_Short task_.
Your job is to retype all of the data word for word, leaving every image out.

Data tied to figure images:
▬▬▬

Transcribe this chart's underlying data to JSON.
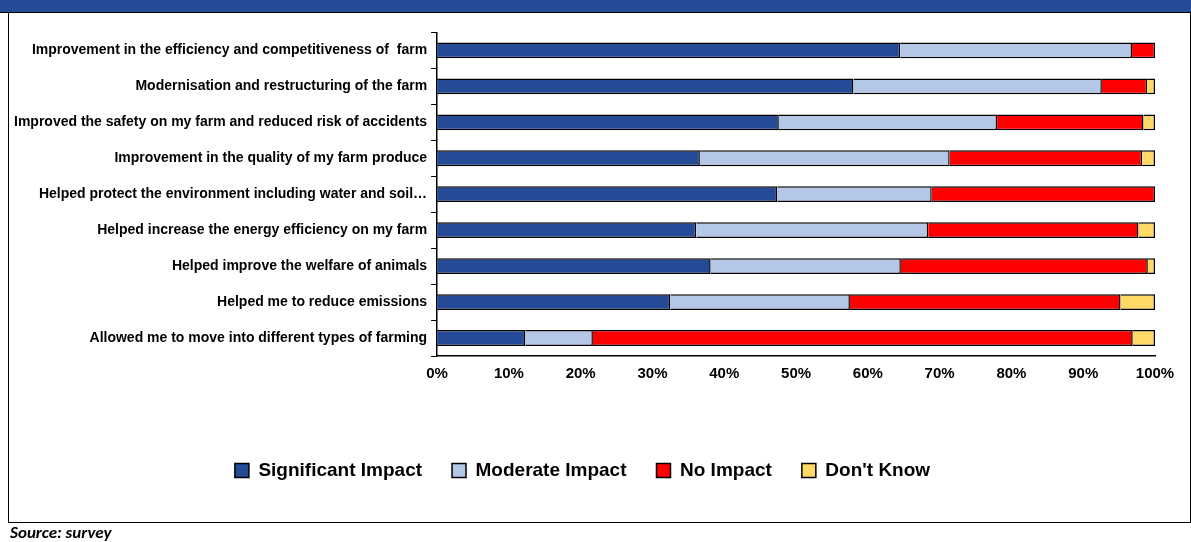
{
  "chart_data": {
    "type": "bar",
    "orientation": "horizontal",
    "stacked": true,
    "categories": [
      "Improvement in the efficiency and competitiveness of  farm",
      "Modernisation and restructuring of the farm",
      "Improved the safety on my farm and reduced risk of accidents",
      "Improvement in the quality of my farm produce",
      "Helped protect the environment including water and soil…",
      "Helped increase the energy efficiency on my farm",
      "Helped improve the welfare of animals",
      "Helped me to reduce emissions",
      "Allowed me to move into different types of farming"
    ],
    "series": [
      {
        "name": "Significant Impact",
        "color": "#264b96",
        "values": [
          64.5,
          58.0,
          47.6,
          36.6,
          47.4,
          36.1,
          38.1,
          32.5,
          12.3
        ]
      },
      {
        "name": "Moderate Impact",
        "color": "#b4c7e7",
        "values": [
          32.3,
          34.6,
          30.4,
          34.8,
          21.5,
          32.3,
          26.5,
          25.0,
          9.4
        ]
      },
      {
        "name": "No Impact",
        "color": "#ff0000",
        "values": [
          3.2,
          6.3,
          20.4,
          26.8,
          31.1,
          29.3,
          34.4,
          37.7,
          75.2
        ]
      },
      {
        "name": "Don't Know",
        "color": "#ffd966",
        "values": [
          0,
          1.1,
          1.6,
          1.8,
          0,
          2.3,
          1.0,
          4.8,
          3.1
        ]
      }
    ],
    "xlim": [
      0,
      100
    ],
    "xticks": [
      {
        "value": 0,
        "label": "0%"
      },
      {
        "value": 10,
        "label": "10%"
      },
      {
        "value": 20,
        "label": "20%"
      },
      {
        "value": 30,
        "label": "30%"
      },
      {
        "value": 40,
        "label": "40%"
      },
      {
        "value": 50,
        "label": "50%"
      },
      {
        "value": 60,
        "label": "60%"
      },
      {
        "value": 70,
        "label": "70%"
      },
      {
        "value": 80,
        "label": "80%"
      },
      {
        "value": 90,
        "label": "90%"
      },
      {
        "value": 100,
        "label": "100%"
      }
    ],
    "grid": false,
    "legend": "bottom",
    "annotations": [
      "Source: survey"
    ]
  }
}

▬▬▬

_Completed task_.
Transcribe this chart's underlying data to JSON.
{
  "chart_data": {
    "type": "bar",
    "orientation": "horizontal",
    "stacked": true,
    "categories": [
      "Improvement in the efficiency and competitiveness of  farm",
      "Modernisation and restructuring of the farm",
      "Improved the safety on my farm and reduced risk of accidents",
      "Improvement in the quality of my farm produce",
      "Helped protect the environment including water and soil…",
      "Helped increase the energy efficiency on my farm",
      "Helped improve the welfare of animals",
      "Helped me to reduce emissions",
      "Allowed me to move into different types of farming"
    ],
    "series": [
      {
        "name": "Significant Impact",
        "color": "#264b96",
        "values": [
          64.5,
          58.0,
          47.6,
          36.6,
          47.4,
          36.1,
          38.1,
          32.5,
          12.3
        ]
      },
      {
        "name": "Moderate Impact",
        "color": "#b4c7e7",
        "values": [
          32.3,
          34.6,
          30.4,
          34.8,
          21.5,
          32.3,
          26.5,
          25.0,
          9.4
        ]
      },
      {
        "name": "No Impact",
        "color": "#ff0000",
        "values": [
          3.2,
          6.3,
          20.4,
          26.8,
          31.1,
          29.3,
          34.4,
          37.7,
          75.2
        ]
      },
      {
        "name": "Don't Know",
        "color": "#ffd966",
        "values": [
          0,
          1.1,
          1.6,
          1.8,
          0,
          2.3,
          1.0,
          4.8,
          3.1
        ]
      }
    ],
    "xlim": [
      0,
      100
    ],
    "xticks": [
      {
        "value": 0,
        "label": "0%"
      },
      {
        "value": 10,
        "label": "10%"
      },
      {
        "value": 20,
        "label": "20%"
      },
      {
        "value": 30,
        "label": "30%"
      },
      {
        "value": 40,
        "label": "40%"
      },
      {
        "value": 50,
        "label": "50%"
      },
      {
        "value": 60,
        "label": "60%"
      },
      {
        "value": 70,
        "label": "70%"
      },
      {
        "value": 80,
        "label": "80%"
      },
      {
        "value": 90,
        "label": "90%"
      },
      {
        "value": 100,
        "label": "100%"
      }
    ],
    "grid": false,
    "legend": "bottom",
    "annotations": [
      "Source: survey"
    ]
  }
}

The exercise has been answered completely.